> Document excerpt:
──────
Anyhow, I ran into the problem that I, when attempting to compile even the tiniest Hello World sample, received a "...invalid compiler [YOUR ANSWER IS ALREADY THERE. SEARCH THE FORUMS!].. skipping..." message. Turned out there were two MINGW directories, one with gcc 4.4.0, one with 3.4.5. Setting the latter as default finally worked.
Now, anytime I create a new project with a console app and compile the program for the first time, the "Hello World" does not appear. Instead, the console window comes up, empty. I then close the console. When I compile the app again, the "Hello World" appears, the process terminates gracefully (exit code 0). Do you happen to know why I have to compile everything twice before it works?
Regards
--- End quote ---
NOTE: If you have two MinGW Installation; neither can be in C:\MinGW this folder is hard coded in some of the search paths.
Tim S.
ukimiku:
Tim,
thanks for replying. Yet I don't understand exactly what you are pointing at. I have two installations, and I changed both the Windows system PATH environment variable and the paths in the Code::Blocks application so that they now point to my preferred installation of MINGW. In fact, the program compiles and runs. So it would seem to me that you can choose any folder. Otherwise, what would be the use of being able to change the path to your installation in the configuration preferences, I wonder? Am I mistaken? In which search paths is "MINGW" hard-coded? Why should it be?
Thanks & regards!
ukimiku:
--- Quote from: MortenMacFly on December 03, 2009, 04:34:47 pm ---
--- Quote from: ukimiku on December 03, 2009, 04:25:14 pm ---Do you happen to know why I have to compile everything twice before it works?
--- End quote ---
To be honest: No. :( I never experienced such.
--- End quote ---
Morten, could it be that on Windows Vista, the usual console template fails to flush the output buffer? That would explain why I can't see any "Hello World" the first time I run the program. What do you think? I'm a novice at C++ and wouldn't know how to test whether my assumption is correct.
──────
> Listed records:
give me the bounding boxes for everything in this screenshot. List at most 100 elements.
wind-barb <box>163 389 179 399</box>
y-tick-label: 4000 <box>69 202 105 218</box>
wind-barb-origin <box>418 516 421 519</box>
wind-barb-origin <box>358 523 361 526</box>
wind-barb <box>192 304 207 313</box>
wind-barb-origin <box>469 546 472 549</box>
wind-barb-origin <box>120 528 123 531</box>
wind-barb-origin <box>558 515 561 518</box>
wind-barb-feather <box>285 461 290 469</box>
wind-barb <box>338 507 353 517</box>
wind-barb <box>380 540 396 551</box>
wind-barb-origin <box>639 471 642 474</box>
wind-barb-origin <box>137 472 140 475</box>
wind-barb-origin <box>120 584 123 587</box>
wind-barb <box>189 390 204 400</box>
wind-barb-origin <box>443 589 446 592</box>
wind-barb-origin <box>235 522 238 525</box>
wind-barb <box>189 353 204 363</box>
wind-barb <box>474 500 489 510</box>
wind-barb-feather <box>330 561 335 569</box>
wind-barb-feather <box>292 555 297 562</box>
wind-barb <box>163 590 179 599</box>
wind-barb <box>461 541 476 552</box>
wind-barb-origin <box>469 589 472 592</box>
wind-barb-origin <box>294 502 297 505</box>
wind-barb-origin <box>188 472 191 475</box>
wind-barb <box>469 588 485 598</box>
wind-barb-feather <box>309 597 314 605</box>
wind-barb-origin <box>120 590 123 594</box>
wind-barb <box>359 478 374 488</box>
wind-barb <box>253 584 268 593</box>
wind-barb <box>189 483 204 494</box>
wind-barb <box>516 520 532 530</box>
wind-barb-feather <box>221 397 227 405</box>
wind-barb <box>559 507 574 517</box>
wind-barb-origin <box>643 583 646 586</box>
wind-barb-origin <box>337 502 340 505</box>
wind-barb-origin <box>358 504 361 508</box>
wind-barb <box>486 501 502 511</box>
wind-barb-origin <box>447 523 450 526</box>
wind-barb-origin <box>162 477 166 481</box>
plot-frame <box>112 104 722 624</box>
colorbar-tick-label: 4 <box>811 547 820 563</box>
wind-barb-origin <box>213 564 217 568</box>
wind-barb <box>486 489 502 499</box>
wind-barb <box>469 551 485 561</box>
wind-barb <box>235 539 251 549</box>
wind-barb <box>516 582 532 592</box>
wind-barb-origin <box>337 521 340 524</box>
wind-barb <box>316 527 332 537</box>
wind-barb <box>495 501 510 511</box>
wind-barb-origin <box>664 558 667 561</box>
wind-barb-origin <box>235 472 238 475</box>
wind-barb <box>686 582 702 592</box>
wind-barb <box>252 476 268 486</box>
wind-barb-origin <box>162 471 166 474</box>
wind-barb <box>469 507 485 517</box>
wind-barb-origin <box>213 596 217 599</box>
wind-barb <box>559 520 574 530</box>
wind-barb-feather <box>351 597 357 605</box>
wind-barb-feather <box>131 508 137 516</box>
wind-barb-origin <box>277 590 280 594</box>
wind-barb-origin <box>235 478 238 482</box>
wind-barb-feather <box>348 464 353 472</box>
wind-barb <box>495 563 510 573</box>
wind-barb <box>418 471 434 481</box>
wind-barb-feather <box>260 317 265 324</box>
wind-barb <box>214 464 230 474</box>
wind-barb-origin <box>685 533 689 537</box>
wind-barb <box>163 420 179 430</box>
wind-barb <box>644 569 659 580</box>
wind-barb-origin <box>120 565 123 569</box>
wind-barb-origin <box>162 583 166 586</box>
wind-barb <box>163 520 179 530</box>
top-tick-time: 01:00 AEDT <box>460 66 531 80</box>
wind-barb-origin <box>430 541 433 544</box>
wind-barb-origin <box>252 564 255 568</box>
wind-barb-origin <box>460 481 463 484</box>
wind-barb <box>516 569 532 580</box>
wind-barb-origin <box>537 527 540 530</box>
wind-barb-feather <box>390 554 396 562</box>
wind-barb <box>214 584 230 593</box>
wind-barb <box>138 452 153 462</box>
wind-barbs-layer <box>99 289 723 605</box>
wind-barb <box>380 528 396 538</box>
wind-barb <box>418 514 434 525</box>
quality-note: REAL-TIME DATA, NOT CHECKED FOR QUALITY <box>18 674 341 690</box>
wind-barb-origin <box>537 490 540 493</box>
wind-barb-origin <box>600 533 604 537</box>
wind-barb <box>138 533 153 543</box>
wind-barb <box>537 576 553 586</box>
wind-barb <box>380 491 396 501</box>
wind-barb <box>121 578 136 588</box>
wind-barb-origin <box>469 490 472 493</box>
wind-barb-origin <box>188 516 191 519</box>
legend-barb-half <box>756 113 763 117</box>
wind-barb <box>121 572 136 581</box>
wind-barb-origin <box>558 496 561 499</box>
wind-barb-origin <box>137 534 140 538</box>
──────
> Explore the material:
a) Write out the part of the forum thread between "Thanks & regards!" and "assumption is correct.", inclusive.
b) Answer these questions from the forum thread:
(i) Which gcc versions were in the two MINGW directories?
(ii) What exit code does the process end with when "Hello World" appears on the second compile?
(iii) Which folder does the note from Tim S. say is hard coded in some of the search paths?
Nothing in the records is needed for what follows.

> Answers to the problems:
a)
Thanks & regards!
ukimiku:
--- Quote from: MortenMacFly on December 03, 2009, 04:34:47 pm ---
--- Quote from: ukimiku on December 03, 2009, 04:25:14 pm ---Do you happen to know why I have to compile everything twice before it works?
--- End quote ---
To be honest: No. :( I never experienced such.
--- End quote ---
Morten, could it be that on Windows Vista, the usual console template fails to flush the output buffer? That would explain why I can't see any "Hello World" the first time I run the program. What do you think? I'm a novice at C++ and wouldn't know how to test whether my assumption is correct.

b)
(i) gcc 4.4.0 and gcc 3.4.5
(ii) Exit code 0
(iii) C:\MinGW